Problem:


There are several cases where a framework would need to update its FrameworkInfo.

For example, to set new fields as new fields are added to the FrameworkInfo (e.g., ‘principal’).

Or, to update its configuration, e.g., change the ‘user’ (MESOS-703) or ‘failover_timeout’ (MESOS-1218). In fact, most frameworks today update their FrameworkInfo on failover because they set (or the driver sets it for them) ‘hostname’ to the current instance’s host.


Currently, there is no easy way for a framework to update its FrameworkInfo, ie., while keeping its FrameworkID.  The only way an updated FrameworkInfo is correctly reflected in the Mesos cluster is when the 1) leading master is restarted and 2) slaves are drained and restarted.

What the task requires.
Repeat the part of the FrameworkInfo problem text that begins at "There are several" and stops after "FrameworkInfo (e.g., ‘principal’).". None of the rows are needed here.

Information supplied.
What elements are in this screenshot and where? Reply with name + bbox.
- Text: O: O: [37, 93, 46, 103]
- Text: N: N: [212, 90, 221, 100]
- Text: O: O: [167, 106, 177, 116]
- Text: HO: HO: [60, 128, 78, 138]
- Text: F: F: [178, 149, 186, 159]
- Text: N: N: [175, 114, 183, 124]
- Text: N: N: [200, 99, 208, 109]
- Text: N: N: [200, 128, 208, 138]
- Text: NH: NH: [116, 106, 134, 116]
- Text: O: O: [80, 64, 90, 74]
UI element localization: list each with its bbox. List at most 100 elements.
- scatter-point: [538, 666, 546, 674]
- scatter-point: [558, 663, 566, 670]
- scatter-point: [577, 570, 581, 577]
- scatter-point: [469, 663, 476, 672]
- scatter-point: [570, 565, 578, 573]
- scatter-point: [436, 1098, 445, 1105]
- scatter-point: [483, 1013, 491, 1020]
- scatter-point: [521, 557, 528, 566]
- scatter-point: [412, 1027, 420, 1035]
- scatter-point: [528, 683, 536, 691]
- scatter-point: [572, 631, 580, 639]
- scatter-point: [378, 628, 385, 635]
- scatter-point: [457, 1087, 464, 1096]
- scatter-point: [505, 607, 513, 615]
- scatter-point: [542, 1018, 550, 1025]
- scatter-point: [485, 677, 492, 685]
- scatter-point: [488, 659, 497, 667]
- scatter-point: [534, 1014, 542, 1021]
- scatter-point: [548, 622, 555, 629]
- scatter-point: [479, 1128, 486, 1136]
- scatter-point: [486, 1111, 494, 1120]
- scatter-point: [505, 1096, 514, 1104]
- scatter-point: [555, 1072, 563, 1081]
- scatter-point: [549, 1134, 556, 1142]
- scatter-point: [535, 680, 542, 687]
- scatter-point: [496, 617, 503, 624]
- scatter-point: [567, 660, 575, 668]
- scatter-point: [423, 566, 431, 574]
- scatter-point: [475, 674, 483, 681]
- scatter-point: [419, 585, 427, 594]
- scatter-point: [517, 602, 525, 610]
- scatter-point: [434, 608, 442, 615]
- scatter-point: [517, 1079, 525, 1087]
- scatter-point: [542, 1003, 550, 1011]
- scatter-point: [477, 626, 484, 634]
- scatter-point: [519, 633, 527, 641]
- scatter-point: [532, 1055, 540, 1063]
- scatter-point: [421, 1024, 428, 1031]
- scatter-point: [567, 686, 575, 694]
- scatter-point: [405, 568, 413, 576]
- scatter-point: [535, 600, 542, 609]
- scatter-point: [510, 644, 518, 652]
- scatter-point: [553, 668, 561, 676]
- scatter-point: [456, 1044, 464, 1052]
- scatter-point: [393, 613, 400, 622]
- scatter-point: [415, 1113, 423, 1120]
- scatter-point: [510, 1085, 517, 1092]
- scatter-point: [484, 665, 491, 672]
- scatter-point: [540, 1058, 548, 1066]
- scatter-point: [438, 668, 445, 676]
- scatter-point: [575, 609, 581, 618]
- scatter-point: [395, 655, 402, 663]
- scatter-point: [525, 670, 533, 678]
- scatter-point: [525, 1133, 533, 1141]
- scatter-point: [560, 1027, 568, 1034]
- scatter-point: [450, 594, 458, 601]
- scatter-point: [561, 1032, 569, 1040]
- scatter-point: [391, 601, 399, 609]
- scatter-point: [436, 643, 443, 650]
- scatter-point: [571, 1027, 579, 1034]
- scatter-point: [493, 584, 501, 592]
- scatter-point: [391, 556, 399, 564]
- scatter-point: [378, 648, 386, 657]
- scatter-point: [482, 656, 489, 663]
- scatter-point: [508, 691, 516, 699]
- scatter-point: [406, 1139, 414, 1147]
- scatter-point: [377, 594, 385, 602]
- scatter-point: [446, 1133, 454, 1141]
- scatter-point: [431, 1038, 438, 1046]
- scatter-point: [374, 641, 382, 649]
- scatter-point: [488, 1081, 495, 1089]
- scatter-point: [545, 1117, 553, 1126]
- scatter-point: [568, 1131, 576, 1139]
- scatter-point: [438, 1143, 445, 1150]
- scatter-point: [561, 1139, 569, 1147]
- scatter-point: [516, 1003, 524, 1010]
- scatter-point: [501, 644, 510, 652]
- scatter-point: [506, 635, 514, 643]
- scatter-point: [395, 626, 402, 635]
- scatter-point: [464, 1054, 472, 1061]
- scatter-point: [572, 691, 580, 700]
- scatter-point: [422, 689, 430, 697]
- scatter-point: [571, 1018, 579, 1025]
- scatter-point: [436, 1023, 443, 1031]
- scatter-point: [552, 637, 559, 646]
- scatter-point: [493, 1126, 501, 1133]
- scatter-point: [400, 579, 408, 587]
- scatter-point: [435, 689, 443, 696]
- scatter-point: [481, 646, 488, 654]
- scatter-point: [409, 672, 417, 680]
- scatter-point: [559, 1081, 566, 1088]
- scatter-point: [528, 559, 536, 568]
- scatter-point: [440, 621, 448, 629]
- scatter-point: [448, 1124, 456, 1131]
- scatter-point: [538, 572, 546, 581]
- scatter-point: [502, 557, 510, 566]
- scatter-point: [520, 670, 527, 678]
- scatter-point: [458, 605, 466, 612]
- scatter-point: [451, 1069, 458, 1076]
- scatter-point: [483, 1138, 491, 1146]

Complete output.
There are several cases where a framework would need to update its FrameworkInfo.

For example, to set new fields as new fields are added to the FrameworkInfo (e.g., ‘principal’).